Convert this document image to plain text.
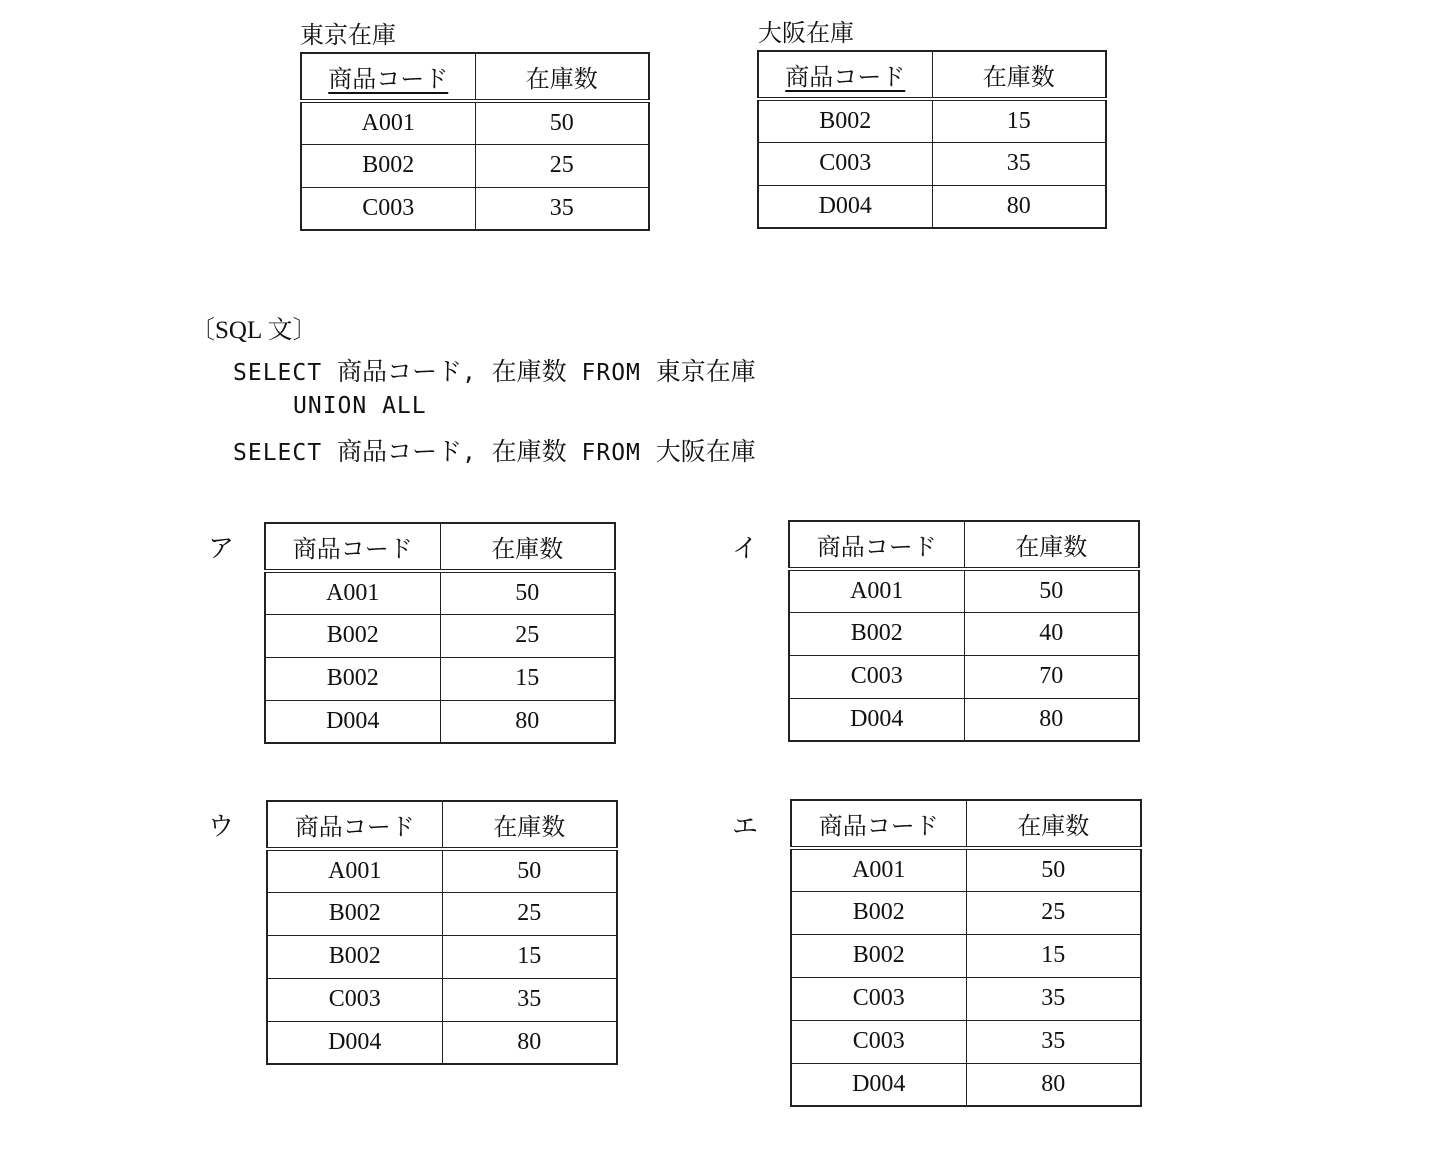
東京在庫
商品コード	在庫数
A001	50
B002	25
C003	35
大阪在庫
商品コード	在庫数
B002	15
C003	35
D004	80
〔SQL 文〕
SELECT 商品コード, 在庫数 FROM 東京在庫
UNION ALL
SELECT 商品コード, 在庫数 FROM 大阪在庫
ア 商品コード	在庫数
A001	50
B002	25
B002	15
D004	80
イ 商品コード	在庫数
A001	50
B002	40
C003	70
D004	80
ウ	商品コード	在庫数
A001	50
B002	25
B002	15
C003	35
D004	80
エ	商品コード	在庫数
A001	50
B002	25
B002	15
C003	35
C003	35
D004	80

--

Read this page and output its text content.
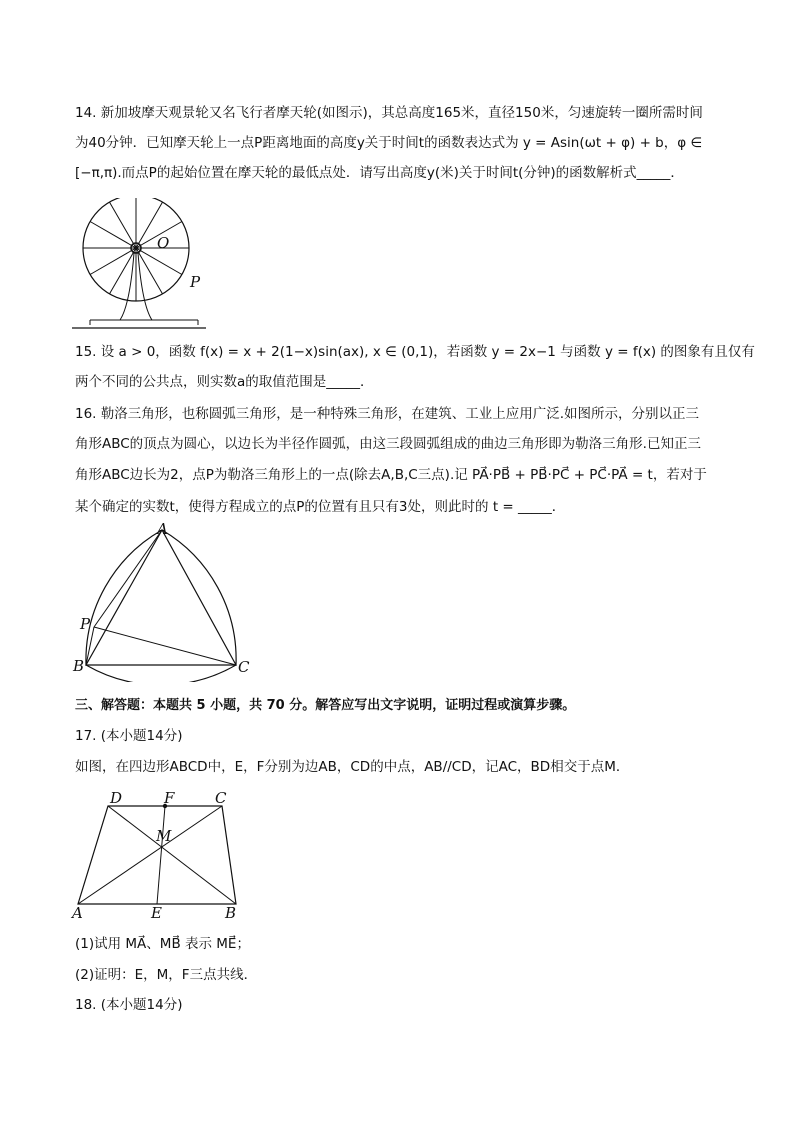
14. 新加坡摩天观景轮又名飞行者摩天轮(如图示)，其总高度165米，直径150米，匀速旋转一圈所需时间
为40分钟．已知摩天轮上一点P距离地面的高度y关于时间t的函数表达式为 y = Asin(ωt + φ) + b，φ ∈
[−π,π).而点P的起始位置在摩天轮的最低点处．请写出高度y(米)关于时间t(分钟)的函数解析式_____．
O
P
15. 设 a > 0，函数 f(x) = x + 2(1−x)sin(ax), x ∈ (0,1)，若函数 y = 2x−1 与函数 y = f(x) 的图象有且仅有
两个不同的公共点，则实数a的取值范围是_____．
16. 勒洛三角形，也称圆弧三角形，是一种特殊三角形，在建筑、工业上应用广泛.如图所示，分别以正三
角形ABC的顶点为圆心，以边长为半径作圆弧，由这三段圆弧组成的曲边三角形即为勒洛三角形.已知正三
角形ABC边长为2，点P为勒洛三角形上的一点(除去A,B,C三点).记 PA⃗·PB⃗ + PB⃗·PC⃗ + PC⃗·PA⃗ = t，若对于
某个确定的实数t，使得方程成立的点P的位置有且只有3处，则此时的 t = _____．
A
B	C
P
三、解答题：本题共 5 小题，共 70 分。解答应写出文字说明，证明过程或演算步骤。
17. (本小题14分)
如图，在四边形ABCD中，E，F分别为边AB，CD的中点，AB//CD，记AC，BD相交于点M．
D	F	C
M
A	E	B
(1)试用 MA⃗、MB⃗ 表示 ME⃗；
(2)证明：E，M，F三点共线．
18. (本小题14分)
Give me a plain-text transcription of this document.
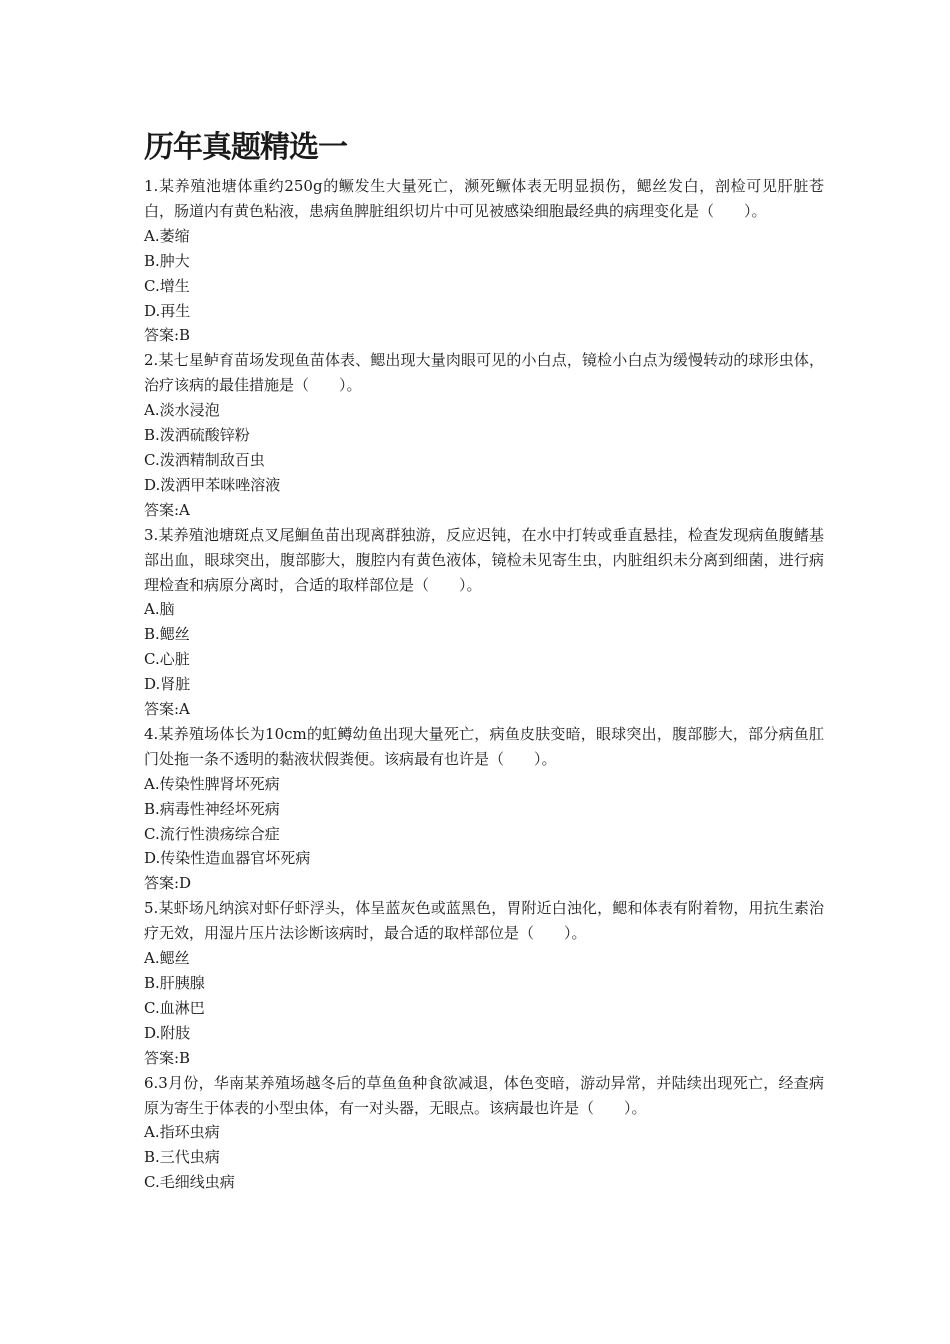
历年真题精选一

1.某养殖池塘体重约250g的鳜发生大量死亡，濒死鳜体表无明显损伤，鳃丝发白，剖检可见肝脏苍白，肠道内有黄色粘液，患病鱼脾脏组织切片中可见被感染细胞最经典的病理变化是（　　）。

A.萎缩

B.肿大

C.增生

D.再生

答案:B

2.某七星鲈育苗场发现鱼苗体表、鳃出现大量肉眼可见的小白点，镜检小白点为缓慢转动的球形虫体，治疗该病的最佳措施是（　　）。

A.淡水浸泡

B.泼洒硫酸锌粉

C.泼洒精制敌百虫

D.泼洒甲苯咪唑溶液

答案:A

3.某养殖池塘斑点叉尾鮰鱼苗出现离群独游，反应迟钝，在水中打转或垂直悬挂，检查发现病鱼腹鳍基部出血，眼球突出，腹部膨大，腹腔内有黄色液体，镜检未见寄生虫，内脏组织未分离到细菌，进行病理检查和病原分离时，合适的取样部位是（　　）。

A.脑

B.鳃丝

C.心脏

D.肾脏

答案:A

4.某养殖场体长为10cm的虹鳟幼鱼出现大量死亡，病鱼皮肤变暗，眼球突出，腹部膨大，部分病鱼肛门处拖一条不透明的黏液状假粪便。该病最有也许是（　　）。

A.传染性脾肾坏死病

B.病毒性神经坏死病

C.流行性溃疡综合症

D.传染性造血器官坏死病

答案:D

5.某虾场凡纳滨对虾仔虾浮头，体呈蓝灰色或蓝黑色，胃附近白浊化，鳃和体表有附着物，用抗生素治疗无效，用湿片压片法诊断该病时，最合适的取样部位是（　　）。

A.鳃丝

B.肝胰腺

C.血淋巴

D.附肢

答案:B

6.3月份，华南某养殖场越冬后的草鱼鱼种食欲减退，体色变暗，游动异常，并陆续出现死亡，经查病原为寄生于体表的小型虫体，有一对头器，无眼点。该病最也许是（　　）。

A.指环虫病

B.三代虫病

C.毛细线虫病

...

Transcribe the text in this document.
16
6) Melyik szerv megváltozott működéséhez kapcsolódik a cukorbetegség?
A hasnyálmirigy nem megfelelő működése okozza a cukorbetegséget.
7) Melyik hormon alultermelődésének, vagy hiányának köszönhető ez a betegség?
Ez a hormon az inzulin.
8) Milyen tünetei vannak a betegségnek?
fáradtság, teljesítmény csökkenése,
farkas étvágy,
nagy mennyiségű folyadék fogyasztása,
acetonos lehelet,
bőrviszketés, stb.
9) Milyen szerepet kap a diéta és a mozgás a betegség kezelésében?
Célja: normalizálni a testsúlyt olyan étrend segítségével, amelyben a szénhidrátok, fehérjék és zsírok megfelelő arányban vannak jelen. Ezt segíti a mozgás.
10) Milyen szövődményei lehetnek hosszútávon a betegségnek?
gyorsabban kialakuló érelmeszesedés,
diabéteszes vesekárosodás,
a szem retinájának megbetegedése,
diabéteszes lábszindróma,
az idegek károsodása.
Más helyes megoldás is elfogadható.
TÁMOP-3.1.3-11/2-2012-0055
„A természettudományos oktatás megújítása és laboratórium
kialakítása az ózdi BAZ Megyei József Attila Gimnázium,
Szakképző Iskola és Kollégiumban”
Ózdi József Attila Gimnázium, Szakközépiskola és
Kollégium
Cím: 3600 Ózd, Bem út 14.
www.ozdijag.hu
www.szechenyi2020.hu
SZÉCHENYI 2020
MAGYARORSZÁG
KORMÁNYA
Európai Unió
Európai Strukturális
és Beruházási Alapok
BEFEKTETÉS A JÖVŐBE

**Written instruction**
From the listing above, copy all lines holding the word "Gimnázium".

**Solution for this task**
kialakítása az ózdi BAZ Megyei József Attila Gimnázium,
Ózdi József Attila Gimnázium, Szakközépiskola és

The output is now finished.